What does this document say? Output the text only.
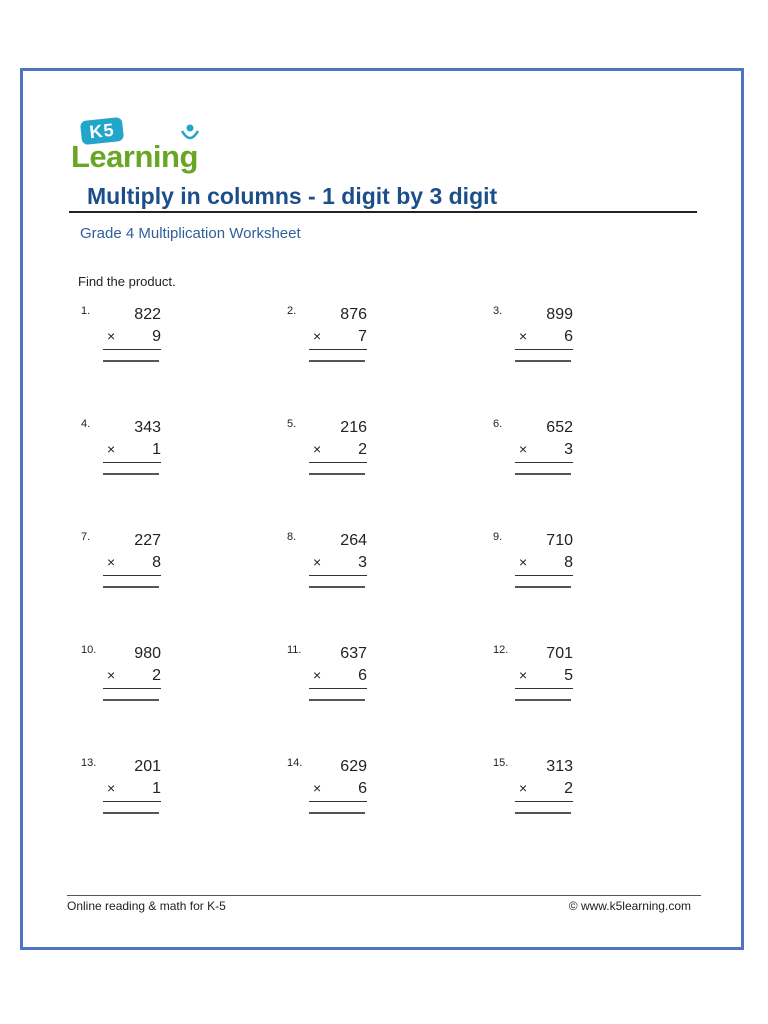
K5
Learning
Multiply in columns - 1 digit by 3 digit
Grade 4 Multiplication Worksheet
Find the product.
1.	822
× 9
2.	876
× 7
3.	899
× 6
4.	343
× 1
5.	216
× 2
6.	652
× 3
7.	227
× 8
8.	264
× 3
9.	710
× 8
10. 980
× 2
11. 637
× 6
12. 701
× 5
13. 201
× 1
14. 629
× 6
15. 313
× 2
Online reading & math for K-5	© www.k5learning.com
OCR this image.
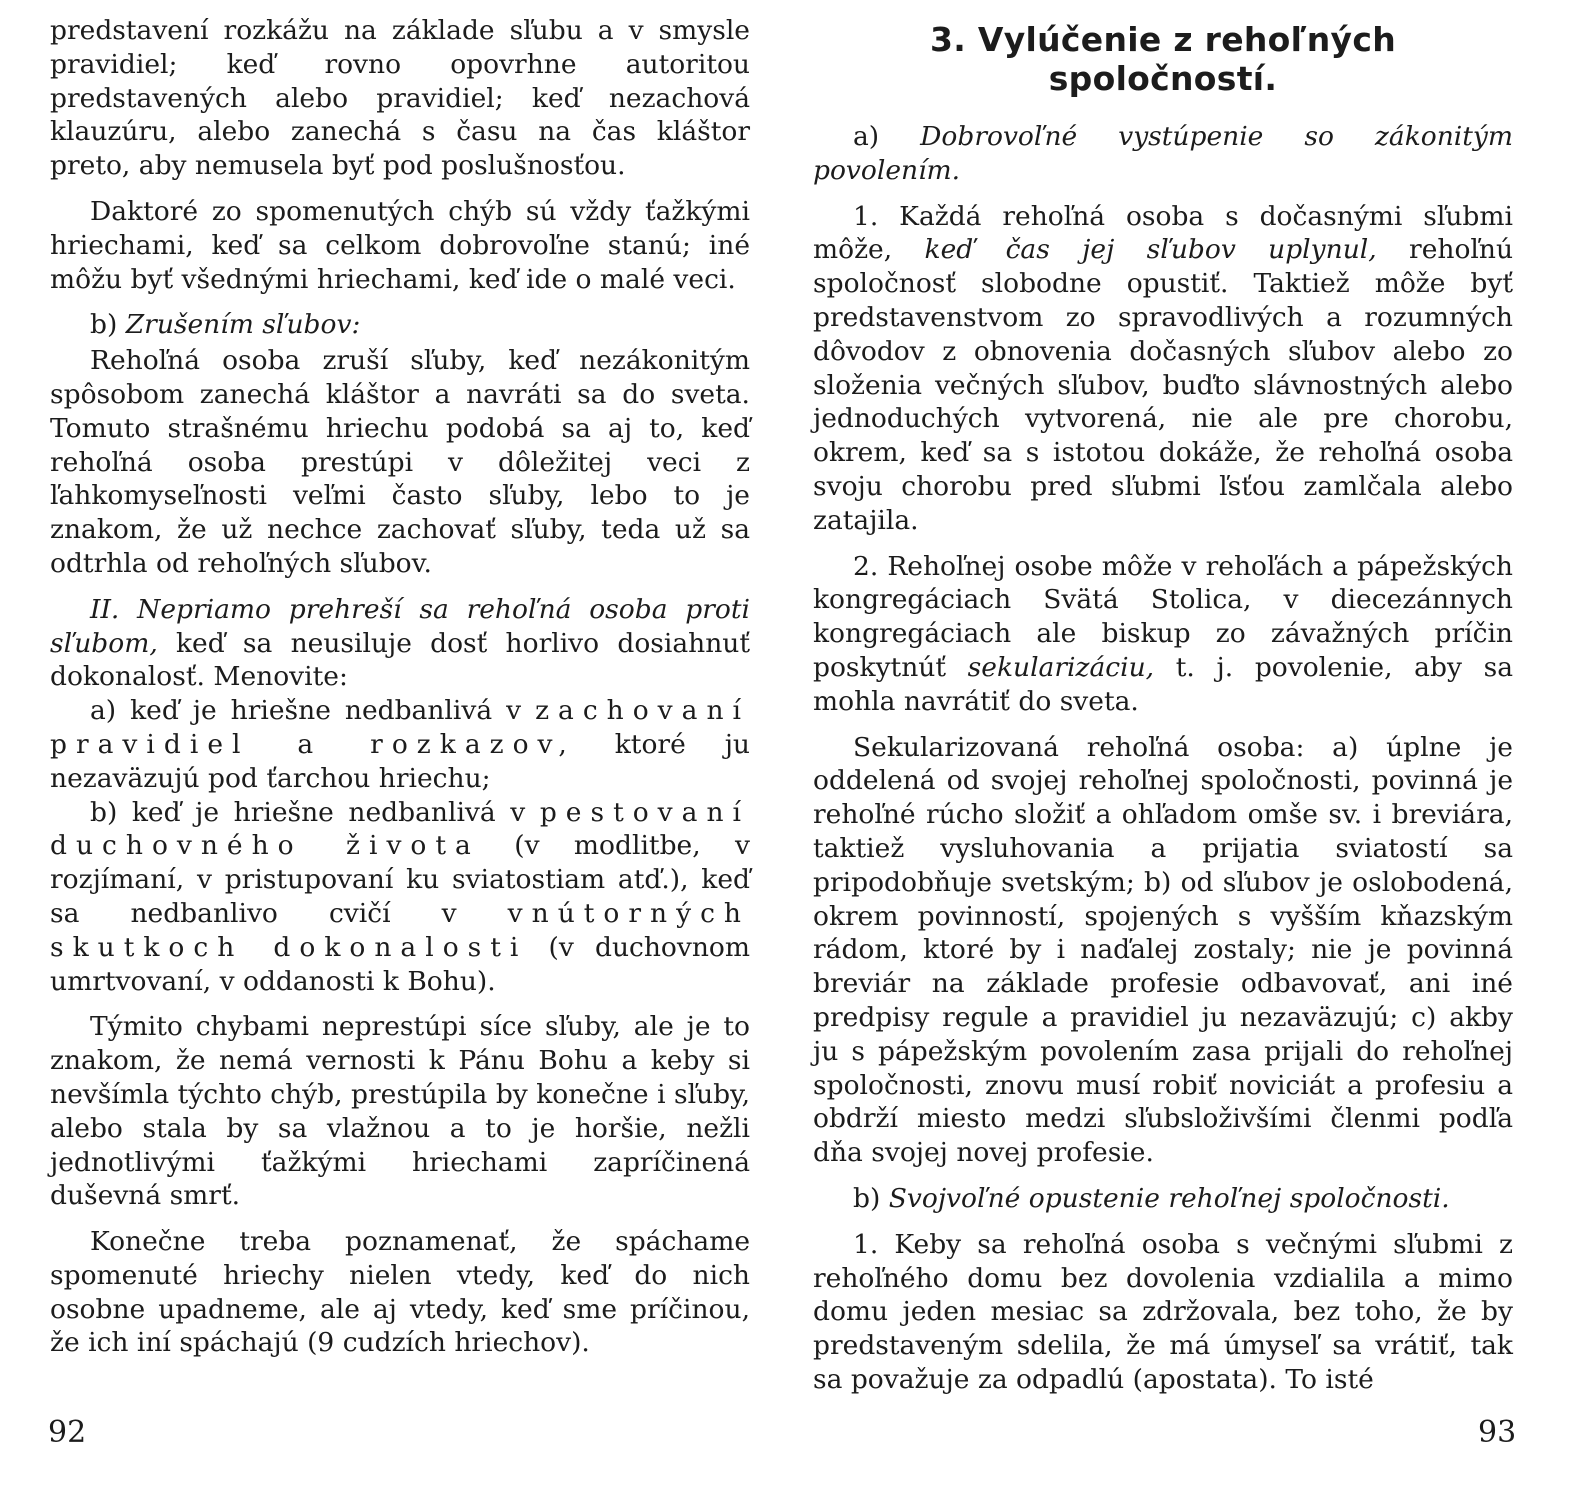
predstavení rozkážu na základe sľubu a v smysle pravidiel; keď rovno opovrhne autoritou predstavených alebo pravidiel; keď nezachová klauzúru, alebo zanechá s času na čas kláštor preto, aby nemusela byť pod poslušnosťou.

Daktoré zo spomenutých chýb sú vždy ťažkými hriechami, keď sa celkom dobrovoľne stanú; iné môžu byť všednými hriechami, keď ide o malé veci.

b) Zrušením sľubov:

Rehoľná osoba zruší sľuby, keď nezákonitým spôsobom zanechá kláštor a navráti sa do sveta. Tomuto strašnému hriechu podobá sa aj to, keď rehoľná osoba prestúpi v dôležitej veci z ľahkomyseľnosti veľmi často sľuby, lebo to je znakom, že už nechce zachovať sľuby, teda už sa odtrhla od rehoľných sľubov.

II. Nepriamo prehreší sa rehoľná osoba proti sľubom, keď sa neusiluje dosť horlivo dosiahnuť dokonalosť. Menovite:

a) keď je hriešne nedbanlivá v zachovaní pravidiel a rozkazov, ktoré ju nezaväzujú pod ťarchou hriechu;

b) keď je hriešne nedbanlivá v pestovaní duchovného života (v modlitbe, v rozjímaní, v pristupovaní ku sviatostiam atď.), keď sa nedbanlivo cvičí v vnútorných skutkoch dokonalosti (v duchovnom umrtvovaní, v oddanosti k Bohu).

Týmito chybami neprestúpi síce sľuby, ale je to znakom, že nemá vernosti k Pánu Bohu a keby si nevšímla týchto chýb, prestúpila by konečne i sľuby, alebo stala by sa vlažnou a to je horšie, nežli jednotlivými ťažkými hriechami zapríčinená duševná smrť.

Konečne treba poznamenať, že spáchame spomenuté hriechy nielen vtedy, keď do nich osobne upadneme, ale aj vtedy, keď sme príčinou, že ich iní spáchajú (9 cudzích hriechov).

92
3. Vylúčenie z rehoľných spoločností.

a) Dobrovoľné vystúpenie so zákonitým povolením.

1. Každá rehoľná osoba s dočasnými sľubmi môže, keď čas jej sľubov uplynul, rehoľnú spoločnosť slobodne opustiť. Taktiež môže byť predstavenstvom zo spravodlivých a rozumných dôvodov z obnovenia dočasných sľubov alebo zo složenia večných sľubov, buďto slávnostných alebo jednoduchých vytvorená, nie ale pre chorobu, okrem, keď sa s istotou dokáže, že rehoľná osoba svoju chorobu pred sľubmi ľsťou zamlčala alebo zatajila.

2. Rehoľnej osobe môže v rehoľách a pápežských kongregáciach Svätá Stolica, v diecezánnych kongregáciach ale biskup zo závažných príčin poskytnúť sekularizáciu, t. j. povolenie, aby sa mohla navrátiť do sveta.

Sekularizovaná rehoľná osoba: a) úplne je oddelená od svojej rehoľnej spoločnosti, povinná je rehoľné rúcho složiť a ohľadom omše sv. i breviára, taktiež vysluhovania a prijatia sviatostí sa pripodobňuje svetským; b) od sľubov je oslobodená, okrem povinností, spojených s vyšším kňazským rádom, ktoré by i naďalej zostaly; nie je povinná breviár na základe profesie odbavovať, ani iné predpisy regule a pravidiel ju nezaväzujú; c) akby ju s pápežským povolením zasa prijali do rehoľnej spoločnosti, znovu musí robiť noviciát a profesiu a obdrží miesto medzi sľubsloživšími členmi podľa dňa svojej novej profesie.

b) Svojvoľné opustenie rehoľnej spoločnosti.

1. Keby sa rehoľná osoba s večnými sľubmi z rehoľného domu bez dovolenia vzdialila a mimo domu jeden mesiac sa zdržovala, bez toho, že by predstaveným sdelila, že má úmyseľ sa vrátiť, tak sa považuje za odpadlú (apostata). To isté

93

-- Goal of the exercise --
Isolate the lines that hold the word "sľubov" and copy all of them.

-- Complete answer --
b) Zrušením sľubov:
Rehoľná osoba zruší sľuby, keď nezákonitým spôsobom zanechá kláštor a navráti sa do sveta. Tomuto strašnému hriechu podobá sa aj to, keď rehoľná osoba prestúpi v dôležitej veci z ľahkomyseľnosti veľmi často sľuby, lebo to je znakom, že už nechce zachovať sľuby, teda už sa odtrhla od rehoľných sľubov.
1. Každá rehoľná osoba s dočasnými sľubmi môže, keď čas jej sľubov uplynul, rehoľnú spoločnosť slobodne opustiť. Taktiež môže byť predstavenstvom zo spravodlivých a rozumných dôvodov z obnovenia dočasných sľubov alebo zo složenia večných sľubov, buďto slávnostných alebo jednoduchých vytvorená, nie ale pre chorobu, okrem, keď sa s istotou dokáže, že rehoľná osoba svoju chorobu pred sľubmi ľsťou zamlčala alebo zatajila.
Sekularizovaná rehoľná osoba: a) úplne je oddelená od svojej rehoľnej spoločnosti, povinná je rehoľné rúcho složiť a ohľadom omše sv. i breviára, taktiež vysluhovania a prijatia sviatostí sa pripodobňuje svetským; b) od sľubov je oslobodená, okrem povinností, spojených s vyšším kňazským rádom, ktoré by i naďalej zostaly; nie je povinná breviár na základe profesie odbavovať, ani iné predpisy regule a pravidiel ju nezaväzujú; c) akby ju s pápežským povolením zasa prijali do rehoľnej spoločnosti, znovu musí robiť noviciát a profesiu a obdrží miesto medzi sľubsloživšími členmi podľa dňa svojej novej profesie.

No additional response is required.